● **Written task A**:
In the records, rewrite the lines from the one containing "Segment this screenshot: for" through the one containing "- recovery-value: 080%Ue: [437, 119, 512, 143]", changing "OFF" to "ON" and leaving everything else as is.

● **Text**:
-- Start --

I've taken a small break to do some Hsing-I otherwise it's been all Hung-Ga. While I find all martial arts fascinating I really haven't found a need to look outside my chosen art.


----------



## Almost (Nov 14, 2008)

I used to study Karate as a kid but i never got very far but what i did learn i took with me for a while. Now i've been studying Pai Lum for over a year and it really changed my thinking of blocking and fighting. Karate blocks were so hard and straight that it was hard to adapt and think of blocks and angles and such. The transition was odd but well worth it. So really now Pai Lum is all I do and with the depth its more than enough. I don't think i would have time/ want to train in anoy other style for two reasons. 1.) Pai Lum has such a broad range of techniques that i don't feel like i'm missin gout on kicking on punching or grapeling... 2.) You really should aproach each style with a clean slate. To really learn what the style is about a new mind set is need to really get the full experence.

Just my thoughts.


----------



## geezer (Nov 15, 2008)

_


Almost said:



			So really now Pai Lum is all I do and with the depth its more than enough. I don't think i would have time/ want to train in anoy other style for two reasons. 1.) Pai Lum has such a broad range of techniques that i don't feel like i'm missin gout on kicking on punching or grapeling... 
		
Click to expand...

_


Almost said:


> > I started out  in the mid -70's with a simplified or introductory version of Pai Lum taught by David L. Smith of New London, Ct. (If anybody knows where to reach him please PM me). Then I took up Wing Chun in '79 and in '80 began training with GM Leung Ting in his "Wing Tsun" subsystem. I stayed with him for about a dozen years before succumbing to a severe MA burnout. I also began training Combat Escrima with Rene Latosa back in '85. I dropped it all by about '92. Last year I got back into it with my old WT and Escrima brothers. Two of my former students now each have over 25 years experience and have attained master level in WT and Escrima respectively. They eventually separated from their parent associations and just do their own thing, and each is very good. Now they are _my_ teachers as well as my friends. I have kissed politics goodbye, I just train for myself and love what I'm learning.

-- End --

● **Written task B**:
Copy the passage of the martial arts thread word for word, beginning at "## Almost (Nov" and continuing through "the full experence.".

Element placement data:

-- Start --

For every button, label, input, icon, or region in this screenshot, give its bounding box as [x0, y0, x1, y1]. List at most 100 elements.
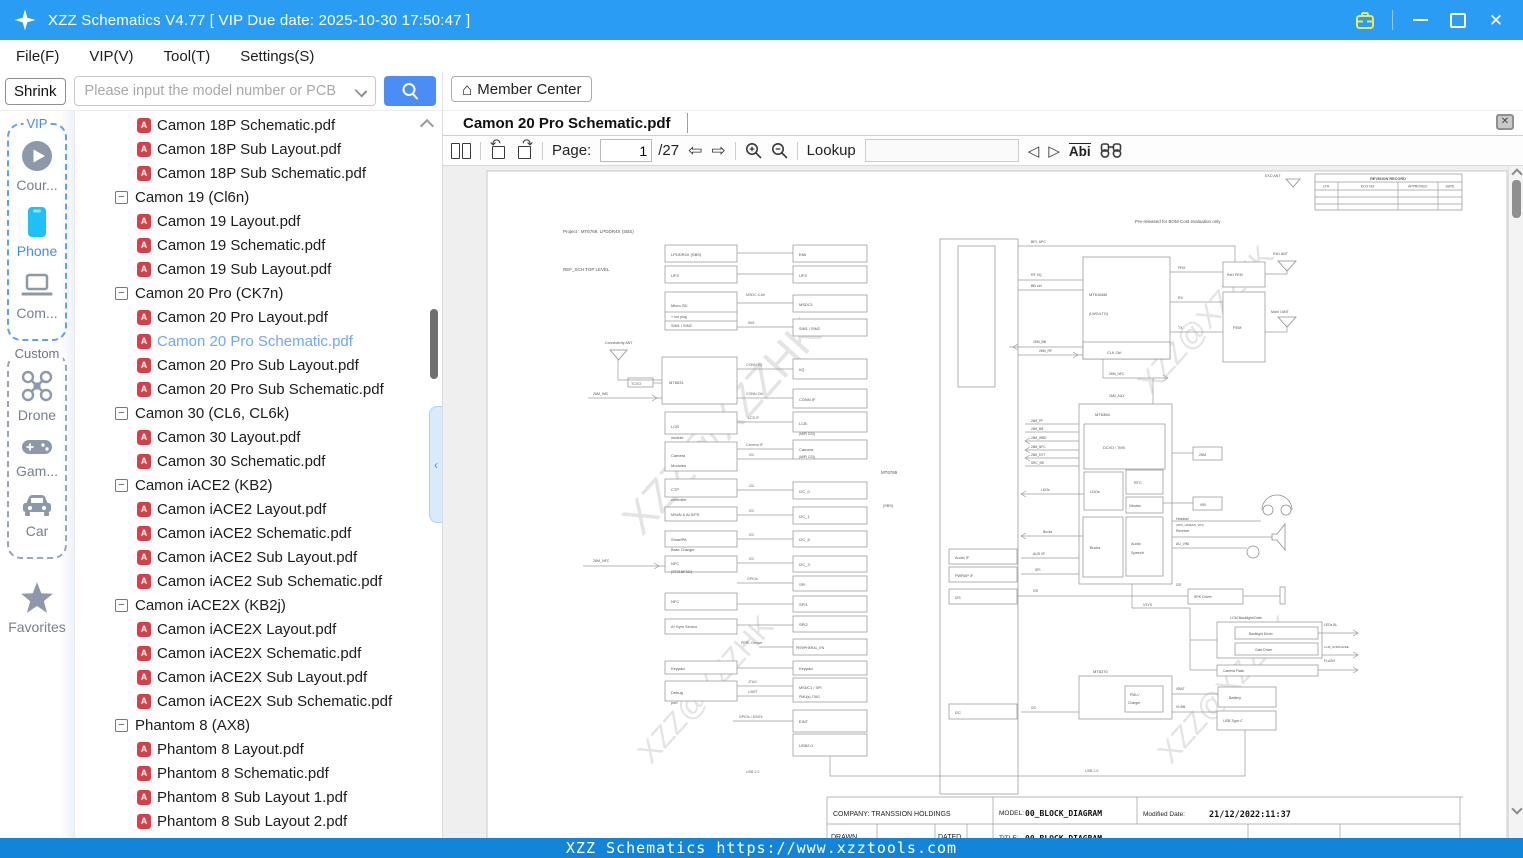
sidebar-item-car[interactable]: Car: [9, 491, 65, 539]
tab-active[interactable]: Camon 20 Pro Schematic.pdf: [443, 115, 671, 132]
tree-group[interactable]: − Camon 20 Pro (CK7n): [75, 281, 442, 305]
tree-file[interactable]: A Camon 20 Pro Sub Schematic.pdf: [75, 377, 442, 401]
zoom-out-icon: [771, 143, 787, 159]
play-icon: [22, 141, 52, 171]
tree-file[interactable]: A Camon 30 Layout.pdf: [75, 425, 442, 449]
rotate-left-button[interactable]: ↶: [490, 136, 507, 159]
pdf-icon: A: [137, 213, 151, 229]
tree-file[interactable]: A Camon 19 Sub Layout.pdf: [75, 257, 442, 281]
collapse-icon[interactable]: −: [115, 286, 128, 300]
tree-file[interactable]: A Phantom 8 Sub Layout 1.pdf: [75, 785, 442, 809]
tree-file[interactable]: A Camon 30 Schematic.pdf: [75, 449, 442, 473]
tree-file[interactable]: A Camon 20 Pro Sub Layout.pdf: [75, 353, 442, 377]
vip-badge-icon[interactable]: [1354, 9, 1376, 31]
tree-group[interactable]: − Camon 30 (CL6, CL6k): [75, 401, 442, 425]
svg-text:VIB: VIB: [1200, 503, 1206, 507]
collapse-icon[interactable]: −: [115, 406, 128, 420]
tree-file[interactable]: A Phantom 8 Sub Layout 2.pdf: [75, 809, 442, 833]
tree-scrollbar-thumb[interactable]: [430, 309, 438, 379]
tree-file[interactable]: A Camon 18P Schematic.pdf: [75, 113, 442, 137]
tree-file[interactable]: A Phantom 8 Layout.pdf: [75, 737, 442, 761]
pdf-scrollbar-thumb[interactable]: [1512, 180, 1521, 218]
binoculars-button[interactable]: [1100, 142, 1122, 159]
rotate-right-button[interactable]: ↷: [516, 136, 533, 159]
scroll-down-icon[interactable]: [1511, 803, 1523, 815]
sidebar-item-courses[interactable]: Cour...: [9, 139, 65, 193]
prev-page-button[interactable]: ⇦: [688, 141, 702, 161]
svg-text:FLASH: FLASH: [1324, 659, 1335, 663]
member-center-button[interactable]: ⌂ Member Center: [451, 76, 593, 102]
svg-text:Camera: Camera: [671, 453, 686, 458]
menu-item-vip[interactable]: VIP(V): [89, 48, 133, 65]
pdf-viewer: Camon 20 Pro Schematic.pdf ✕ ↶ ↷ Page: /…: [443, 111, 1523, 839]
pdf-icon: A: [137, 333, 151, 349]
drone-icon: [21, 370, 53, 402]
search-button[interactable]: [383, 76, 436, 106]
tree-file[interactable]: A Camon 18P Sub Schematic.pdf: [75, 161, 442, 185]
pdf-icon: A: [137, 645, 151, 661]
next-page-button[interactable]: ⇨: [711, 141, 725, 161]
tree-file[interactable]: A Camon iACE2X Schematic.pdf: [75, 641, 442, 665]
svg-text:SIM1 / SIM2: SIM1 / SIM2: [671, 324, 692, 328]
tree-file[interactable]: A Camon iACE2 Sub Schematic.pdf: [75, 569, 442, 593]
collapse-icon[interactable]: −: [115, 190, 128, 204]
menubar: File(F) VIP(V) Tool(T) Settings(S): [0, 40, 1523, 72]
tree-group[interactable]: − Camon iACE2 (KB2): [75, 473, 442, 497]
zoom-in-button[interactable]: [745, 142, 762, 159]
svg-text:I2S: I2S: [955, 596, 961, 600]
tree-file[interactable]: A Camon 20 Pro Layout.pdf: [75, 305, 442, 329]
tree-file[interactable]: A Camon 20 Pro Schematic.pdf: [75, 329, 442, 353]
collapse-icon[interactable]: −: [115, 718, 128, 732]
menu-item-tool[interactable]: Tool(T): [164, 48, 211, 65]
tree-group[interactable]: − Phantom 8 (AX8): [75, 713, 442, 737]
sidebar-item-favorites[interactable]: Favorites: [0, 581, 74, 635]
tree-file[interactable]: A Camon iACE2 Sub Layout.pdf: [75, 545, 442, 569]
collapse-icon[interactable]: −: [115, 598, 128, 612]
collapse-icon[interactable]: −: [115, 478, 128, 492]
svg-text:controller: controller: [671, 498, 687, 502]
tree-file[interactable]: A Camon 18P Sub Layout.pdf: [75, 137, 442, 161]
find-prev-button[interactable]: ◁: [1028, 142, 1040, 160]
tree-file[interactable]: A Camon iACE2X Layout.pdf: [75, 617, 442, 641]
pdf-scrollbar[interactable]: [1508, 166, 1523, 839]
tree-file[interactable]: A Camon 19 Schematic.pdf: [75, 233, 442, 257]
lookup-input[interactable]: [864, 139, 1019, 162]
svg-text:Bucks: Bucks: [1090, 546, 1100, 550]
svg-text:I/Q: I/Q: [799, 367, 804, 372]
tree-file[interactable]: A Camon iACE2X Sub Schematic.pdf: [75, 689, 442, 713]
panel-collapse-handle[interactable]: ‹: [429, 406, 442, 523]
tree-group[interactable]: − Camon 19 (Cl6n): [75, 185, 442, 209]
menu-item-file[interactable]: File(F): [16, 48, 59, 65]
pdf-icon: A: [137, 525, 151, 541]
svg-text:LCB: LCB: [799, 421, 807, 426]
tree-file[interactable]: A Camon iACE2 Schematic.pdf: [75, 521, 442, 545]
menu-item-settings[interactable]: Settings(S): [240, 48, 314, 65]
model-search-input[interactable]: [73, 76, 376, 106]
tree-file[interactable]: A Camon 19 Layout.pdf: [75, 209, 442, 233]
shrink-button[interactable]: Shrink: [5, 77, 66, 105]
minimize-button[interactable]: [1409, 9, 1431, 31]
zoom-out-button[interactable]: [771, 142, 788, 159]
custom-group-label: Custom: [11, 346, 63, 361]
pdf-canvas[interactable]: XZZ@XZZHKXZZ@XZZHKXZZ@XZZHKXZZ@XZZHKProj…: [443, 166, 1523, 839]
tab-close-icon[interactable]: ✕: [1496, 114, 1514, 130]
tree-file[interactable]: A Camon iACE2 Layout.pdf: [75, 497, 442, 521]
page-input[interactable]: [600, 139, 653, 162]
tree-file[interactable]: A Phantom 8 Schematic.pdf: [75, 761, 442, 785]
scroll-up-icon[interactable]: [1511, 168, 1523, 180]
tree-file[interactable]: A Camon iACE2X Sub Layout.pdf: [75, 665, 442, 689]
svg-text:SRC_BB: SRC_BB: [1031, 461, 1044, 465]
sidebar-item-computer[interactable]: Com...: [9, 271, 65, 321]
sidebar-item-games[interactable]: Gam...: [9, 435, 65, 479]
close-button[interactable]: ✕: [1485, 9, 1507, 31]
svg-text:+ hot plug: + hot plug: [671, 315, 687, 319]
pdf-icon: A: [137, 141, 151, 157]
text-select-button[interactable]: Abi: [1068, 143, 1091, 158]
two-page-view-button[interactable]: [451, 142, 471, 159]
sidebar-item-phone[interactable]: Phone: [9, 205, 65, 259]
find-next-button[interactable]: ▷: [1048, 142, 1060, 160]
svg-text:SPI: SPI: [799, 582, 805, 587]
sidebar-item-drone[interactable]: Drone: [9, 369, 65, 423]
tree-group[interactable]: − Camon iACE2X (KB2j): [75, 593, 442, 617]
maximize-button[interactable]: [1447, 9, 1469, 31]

-- End --
-- Start --

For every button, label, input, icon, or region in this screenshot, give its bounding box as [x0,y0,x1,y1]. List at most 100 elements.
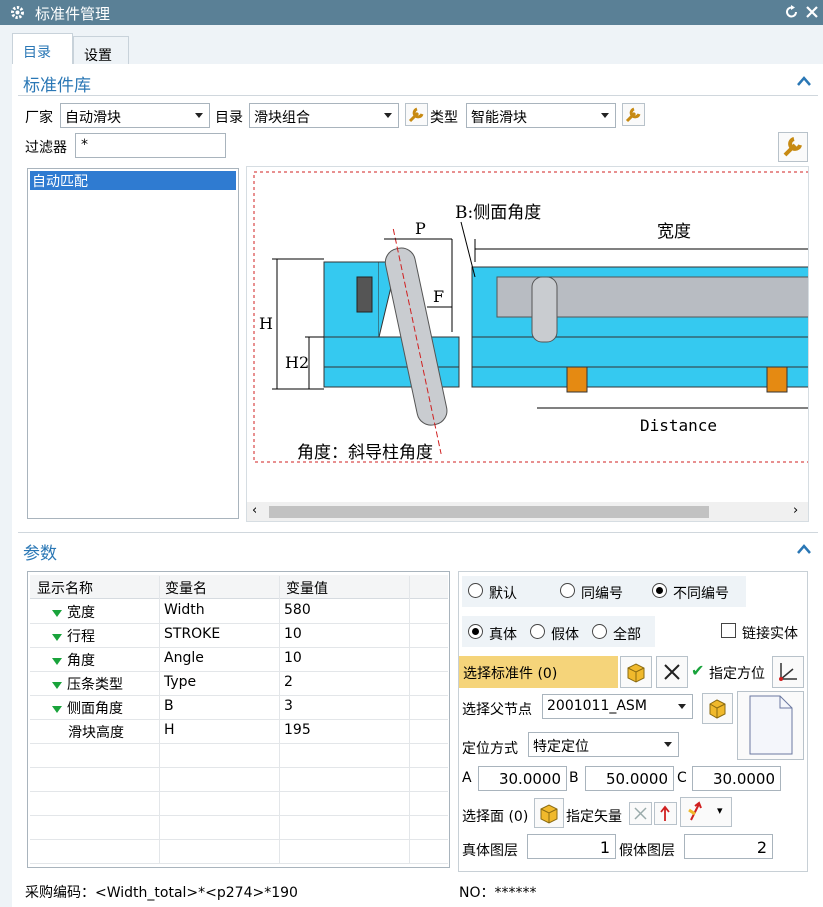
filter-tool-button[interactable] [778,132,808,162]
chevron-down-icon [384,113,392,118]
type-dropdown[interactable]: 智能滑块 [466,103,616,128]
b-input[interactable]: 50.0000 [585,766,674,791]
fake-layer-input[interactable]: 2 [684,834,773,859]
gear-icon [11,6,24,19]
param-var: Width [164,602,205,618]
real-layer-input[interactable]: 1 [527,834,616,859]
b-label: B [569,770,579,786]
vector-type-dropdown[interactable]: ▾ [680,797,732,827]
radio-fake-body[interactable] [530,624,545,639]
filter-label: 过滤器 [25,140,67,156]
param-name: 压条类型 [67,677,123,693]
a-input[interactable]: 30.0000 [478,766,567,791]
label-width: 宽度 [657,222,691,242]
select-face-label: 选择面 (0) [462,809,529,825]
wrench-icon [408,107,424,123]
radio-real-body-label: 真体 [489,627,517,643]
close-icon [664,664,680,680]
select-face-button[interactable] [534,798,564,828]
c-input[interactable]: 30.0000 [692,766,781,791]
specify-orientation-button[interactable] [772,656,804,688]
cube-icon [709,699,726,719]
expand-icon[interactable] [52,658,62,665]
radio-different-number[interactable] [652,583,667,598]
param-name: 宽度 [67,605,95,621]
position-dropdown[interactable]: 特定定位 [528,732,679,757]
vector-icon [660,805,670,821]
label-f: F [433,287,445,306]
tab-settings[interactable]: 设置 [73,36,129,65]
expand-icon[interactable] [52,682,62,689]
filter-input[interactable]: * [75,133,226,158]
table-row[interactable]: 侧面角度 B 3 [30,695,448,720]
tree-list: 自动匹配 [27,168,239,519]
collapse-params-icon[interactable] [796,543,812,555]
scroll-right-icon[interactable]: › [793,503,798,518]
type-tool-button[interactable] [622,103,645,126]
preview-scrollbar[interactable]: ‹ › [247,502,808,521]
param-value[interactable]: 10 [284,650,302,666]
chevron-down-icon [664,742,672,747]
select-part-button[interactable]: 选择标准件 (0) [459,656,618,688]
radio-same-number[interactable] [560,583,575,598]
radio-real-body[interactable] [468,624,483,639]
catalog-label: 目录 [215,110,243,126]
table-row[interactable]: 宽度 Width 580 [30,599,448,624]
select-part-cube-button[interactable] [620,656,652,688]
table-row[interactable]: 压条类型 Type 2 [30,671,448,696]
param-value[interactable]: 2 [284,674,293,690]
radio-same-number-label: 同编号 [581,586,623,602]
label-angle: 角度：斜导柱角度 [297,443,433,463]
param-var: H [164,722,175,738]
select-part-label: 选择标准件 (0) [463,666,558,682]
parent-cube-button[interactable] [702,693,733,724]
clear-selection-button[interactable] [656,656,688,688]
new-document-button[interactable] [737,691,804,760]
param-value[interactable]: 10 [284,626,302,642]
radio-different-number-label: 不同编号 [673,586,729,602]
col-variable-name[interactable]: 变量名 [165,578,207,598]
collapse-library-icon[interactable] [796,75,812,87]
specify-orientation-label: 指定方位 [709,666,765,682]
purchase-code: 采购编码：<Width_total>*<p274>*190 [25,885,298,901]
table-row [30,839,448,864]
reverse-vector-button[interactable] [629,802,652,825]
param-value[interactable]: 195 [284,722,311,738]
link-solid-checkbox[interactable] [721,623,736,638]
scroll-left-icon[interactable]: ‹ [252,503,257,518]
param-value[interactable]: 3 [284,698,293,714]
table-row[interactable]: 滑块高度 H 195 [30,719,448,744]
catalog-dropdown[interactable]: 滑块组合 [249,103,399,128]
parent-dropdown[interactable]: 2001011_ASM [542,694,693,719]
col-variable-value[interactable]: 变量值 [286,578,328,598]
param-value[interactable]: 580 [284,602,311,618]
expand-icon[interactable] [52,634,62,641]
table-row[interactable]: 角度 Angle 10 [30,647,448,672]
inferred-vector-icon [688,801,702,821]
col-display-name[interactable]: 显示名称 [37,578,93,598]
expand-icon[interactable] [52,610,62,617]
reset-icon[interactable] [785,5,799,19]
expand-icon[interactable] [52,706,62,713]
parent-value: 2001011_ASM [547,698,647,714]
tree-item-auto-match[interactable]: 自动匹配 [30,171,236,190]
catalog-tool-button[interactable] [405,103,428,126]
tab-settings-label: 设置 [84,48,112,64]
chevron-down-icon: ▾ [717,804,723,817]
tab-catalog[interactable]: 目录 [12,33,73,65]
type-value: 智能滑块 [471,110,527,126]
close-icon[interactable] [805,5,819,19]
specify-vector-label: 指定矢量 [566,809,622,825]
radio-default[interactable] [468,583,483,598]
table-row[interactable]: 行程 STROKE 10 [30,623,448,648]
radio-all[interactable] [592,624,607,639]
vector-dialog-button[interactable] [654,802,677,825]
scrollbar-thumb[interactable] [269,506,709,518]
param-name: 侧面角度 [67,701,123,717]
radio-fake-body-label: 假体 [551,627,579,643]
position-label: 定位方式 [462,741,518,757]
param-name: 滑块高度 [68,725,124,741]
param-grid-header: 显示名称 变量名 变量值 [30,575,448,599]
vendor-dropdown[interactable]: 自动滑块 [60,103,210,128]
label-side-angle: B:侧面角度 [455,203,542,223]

-- End --
-- Start --

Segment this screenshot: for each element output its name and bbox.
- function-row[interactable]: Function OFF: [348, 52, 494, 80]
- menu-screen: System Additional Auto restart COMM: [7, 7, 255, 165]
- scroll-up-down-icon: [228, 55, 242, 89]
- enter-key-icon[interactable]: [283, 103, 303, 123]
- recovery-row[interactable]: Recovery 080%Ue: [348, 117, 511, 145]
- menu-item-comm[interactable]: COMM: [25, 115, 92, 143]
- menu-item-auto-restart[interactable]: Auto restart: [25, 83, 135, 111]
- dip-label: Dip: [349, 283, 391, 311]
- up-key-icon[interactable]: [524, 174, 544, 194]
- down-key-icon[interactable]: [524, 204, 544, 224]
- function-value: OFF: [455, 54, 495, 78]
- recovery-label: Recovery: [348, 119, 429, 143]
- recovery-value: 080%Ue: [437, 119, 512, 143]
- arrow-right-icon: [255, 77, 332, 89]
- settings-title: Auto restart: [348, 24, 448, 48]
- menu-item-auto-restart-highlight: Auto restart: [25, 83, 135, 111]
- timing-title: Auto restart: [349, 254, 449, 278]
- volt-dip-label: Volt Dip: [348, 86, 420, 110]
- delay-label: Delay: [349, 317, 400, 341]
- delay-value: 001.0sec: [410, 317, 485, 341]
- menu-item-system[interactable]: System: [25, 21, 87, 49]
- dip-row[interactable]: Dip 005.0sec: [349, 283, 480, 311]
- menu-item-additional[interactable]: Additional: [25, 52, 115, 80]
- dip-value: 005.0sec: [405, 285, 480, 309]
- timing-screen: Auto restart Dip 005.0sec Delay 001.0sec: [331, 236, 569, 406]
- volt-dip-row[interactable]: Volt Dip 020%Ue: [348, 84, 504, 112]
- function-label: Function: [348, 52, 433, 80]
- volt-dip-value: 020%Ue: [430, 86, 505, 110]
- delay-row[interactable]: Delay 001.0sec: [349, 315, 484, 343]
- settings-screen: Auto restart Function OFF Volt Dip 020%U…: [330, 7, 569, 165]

-- End --

● **Full response A**:
Segment this screenshot: for each element output its name and bbox.
- function-row[interactable]: Function ON: [348, 52, 494, 80]
- menu-screen: System Additional Auto restart COMM: [7, 7, 255, 165]
- scroll-up-down-icon: [228, 55, 242, 89]
- enter-key-icon[interactable]: [283, 103, 303, 123]
- recovery-row[interactable]: Recovery 080%Ue: [348, 117, 511, 145]
- menu-item-comm[interactable]: COMM: [25, 115, 92, 143]
- menu-item-auto-restart[interactable]: Auto restart: [25, 83, 135, 111]
- dip-label: Dip: [349, 283, 391, 311]
- up-key-icon[interactable]: [524, 174, 544, 194]
- down-key-icon[interactable]: [524, 204, 544, 224]
- function-value: ON: [455, 54, 495, 78]
- recovery-label: Recovery: [348, 119, 429, 143]
- recovery-value: 080%Ue: [437, 119, 512, 143]

● **Full response B**:
## Almost (Nov 14, 2008)

I used to study Karate as a kid but i never got very far but what i did learn i took with me for a while. Now i've been studying Pai Lum for over a year and it really changed my thinking of blocking and fighting. Karate blocks were so hard and straight that it was hard to adapt and think of blocks and angles and such. The transition was odd but well worth it. So really now Pai Lum is all I do and with the depth its more than enough. I don't think i would have time/ want to train in anoy other style for two reasons. 1.) Pai Lum has such a broad range of techniques that i don't feel like i'm missin gout on kicking on punching or grapeling... 2.) You really should aproach each style with a clean slate. To really learn what the style is about a new mind set is need to really get the full experence.